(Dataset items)
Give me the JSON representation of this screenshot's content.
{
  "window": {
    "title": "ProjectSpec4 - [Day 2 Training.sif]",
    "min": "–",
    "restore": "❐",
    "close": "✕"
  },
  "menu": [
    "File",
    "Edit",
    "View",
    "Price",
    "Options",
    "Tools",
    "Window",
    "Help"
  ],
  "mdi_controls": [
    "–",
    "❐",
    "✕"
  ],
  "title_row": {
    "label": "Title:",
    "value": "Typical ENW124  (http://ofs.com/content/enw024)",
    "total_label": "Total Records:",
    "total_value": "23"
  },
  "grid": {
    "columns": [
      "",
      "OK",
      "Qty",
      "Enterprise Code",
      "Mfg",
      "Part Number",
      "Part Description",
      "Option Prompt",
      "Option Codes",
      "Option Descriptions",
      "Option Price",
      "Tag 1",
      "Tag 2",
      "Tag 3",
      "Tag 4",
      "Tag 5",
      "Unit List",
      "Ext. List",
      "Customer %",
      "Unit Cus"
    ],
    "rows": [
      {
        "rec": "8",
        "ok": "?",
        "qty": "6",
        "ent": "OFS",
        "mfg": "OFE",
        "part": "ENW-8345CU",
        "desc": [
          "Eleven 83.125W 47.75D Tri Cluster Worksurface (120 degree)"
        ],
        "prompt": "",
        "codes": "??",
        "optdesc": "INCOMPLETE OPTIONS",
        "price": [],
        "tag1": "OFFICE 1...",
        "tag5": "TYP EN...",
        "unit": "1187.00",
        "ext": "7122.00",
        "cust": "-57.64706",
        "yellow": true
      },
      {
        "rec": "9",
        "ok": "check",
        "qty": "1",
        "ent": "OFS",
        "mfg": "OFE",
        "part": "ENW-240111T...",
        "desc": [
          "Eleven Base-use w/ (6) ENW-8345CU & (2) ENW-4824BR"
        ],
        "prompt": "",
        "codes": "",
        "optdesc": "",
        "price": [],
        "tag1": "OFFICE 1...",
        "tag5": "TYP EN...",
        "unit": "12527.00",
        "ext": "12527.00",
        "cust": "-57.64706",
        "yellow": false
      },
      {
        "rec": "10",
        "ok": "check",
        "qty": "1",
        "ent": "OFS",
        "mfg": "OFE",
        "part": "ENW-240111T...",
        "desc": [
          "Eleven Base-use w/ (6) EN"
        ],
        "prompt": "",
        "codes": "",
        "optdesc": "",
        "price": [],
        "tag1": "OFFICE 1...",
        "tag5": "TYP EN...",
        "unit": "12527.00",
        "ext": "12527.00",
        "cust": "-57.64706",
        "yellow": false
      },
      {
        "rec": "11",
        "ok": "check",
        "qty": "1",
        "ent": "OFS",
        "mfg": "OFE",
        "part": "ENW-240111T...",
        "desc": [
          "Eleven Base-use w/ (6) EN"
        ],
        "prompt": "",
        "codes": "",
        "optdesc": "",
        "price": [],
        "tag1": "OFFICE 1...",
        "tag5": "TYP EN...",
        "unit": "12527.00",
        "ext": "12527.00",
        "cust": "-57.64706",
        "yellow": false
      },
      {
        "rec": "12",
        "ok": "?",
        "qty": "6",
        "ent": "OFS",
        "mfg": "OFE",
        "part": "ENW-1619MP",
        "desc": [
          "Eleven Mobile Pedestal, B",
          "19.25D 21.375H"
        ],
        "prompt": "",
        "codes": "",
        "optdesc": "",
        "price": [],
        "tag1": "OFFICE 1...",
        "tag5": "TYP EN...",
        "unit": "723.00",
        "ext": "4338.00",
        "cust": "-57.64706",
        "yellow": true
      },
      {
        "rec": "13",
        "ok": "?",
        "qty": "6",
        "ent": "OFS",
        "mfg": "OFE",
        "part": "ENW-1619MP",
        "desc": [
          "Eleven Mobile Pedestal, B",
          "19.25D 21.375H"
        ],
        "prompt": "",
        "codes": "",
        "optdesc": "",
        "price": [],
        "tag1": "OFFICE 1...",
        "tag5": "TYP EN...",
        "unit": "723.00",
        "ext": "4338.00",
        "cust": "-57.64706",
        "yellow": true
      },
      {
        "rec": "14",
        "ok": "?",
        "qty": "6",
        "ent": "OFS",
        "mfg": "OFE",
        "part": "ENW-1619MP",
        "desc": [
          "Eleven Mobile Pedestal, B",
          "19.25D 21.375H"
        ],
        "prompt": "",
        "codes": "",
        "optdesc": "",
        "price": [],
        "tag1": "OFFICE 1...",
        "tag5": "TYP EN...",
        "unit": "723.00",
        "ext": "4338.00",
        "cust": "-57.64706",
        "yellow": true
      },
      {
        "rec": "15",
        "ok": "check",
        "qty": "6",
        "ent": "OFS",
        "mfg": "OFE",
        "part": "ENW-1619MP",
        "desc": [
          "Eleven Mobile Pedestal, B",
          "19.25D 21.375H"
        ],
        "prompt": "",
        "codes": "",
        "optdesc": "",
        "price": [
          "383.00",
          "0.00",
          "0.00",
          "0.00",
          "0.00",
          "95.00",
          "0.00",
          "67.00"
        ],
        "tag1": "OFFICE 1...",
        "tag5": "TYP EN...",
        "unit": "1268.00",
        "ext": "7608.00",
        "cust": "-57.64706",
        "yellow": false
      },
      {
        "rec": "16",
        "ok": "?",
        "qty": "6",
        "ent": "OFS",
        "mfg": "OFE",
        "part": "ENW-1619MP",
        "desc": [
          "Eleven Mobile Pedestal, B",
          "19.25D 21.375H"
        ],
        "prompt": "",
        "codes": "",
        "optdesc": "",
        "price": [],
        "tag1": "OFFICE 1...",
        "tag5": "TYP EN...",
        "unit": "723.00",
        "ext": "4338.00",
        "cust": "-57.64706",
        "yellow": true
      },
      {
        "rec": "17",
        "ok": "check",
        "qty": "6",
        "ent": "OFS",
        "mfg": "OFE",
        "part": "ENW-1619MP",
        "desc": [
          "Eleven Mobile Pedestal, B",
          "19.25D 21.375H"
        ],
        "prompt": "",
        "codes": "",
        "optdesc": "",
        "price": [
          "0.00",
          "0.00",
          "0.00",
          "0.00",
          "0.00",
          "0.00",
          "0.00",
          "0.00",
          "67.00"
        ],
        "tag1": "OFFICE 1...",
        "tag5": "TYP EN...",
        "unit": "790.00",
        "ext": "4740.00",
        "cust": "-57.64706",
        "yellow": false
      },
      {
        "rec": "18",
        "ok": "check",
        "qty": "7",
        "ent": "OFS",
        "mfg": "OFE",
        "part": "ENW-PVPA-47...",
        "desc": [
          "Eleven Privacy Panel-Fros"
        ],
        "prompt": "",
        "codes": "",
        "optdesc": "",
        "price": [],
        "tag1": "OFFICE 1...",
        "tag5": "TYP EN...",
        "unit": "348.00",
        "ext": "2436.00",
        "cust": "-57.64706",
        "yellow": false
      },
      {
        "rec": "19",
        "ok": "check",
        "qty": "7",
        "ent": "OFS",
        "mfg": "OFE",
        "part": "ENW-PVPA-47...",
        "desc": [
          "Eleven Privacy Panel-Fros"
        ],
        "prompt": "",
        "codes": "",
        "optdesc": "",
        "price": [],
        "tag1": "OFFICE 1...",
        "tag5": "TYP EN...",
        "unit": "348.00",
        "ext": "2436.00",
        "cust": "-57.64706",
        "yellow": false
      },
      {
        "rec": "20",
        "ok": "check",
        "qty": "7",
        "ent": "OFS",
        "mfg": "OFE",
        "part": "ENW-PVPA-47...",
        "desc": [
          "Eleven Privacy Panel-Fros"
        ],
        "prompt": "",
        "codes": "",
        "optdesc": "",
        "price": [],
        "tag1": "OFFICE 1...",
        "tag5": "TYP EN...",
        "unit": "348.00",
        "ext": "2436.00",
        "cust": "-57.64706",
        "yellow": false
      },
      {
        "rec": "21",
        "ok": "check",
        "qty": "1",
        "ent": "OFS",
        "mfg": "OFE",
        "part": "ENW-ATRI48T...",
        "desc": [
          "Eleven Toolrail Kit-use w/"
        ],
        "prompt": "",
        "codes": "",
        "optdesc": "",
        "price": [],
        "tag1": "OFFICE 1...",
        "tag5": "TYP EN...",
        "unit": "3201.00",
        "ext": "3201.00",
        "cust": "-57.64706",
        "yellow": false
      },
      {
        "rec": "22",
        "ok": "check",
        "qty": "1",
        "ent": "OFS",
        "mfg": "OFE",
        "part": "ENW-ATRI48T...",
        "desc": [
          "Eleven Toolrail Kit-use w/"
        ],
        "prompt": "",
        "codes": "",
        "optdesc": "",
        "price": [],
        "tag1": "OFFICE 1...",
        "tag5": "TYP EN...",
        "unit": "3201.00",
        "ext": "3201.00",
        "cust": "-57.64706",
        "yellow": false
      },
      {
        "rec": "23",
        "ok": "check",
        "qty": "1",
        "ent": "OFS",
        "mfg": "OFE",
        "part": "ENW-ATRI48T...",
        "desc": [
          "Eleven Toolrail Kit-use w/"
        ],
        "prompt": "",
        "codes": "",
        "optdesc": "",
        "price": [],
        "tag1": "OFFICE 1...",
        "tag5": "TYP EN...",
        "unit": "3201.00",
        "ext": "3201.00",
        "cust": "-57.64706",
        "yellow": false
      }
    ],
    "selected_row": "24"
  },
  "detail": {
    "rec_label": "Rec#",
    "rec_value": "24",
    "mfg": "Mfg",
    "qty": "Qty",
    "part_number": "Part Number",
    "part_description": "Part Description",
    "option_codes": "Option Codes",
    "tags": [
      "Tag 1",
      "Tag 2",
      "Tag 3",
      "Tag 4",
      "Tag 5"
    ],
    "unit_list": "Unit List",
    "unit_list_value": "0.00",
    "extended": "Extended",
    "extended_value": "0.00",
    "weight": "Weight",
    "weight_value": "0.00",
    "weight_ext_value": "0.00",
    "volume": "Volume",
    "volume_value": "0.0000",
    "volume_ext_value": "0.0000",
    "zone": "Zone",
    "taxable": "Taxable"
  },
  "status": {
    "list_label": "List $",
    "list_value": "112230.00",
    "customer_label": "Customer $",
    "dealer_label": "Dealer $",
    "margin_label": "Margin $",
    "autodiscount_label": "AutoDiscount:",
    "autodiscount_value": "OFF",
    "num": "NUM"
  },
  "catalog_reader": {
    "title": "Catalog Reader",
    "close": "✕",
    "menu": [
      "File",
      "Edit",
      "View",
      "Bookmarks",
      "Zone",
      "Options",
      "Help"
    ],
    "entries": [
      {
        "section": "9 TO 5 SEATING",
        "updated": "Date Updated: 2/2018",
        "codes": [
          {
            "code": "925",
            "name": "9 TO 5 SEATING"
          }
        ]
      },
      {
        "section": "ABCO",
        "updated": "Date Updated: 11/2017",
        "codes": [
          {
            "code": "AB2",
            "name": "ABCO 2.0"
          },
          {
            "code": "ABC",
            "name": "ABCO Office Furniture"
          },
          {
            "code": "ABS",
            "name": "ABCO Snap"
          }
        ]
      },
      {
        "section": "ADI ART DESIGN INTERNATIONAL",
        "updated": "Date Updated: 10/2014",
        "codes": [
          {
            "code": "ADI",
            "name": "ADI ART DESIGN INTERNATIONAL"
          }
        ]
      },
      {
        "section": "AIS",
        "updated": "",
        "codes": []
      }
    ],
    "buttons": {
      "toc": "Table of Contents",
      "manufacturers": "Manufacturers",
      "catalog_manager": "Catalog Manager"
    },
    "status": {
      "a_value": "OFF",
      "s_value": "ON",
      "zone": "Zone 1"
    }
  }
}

### Given exercise
Show, from the listing above, each line that contains the word "updated".

### Result
        "updated": "Date Updated: 2/2018",
        "updated": "Date Updated: 11/2017",
        "updated": "Date Updated: 10/2014",
        "updated": "",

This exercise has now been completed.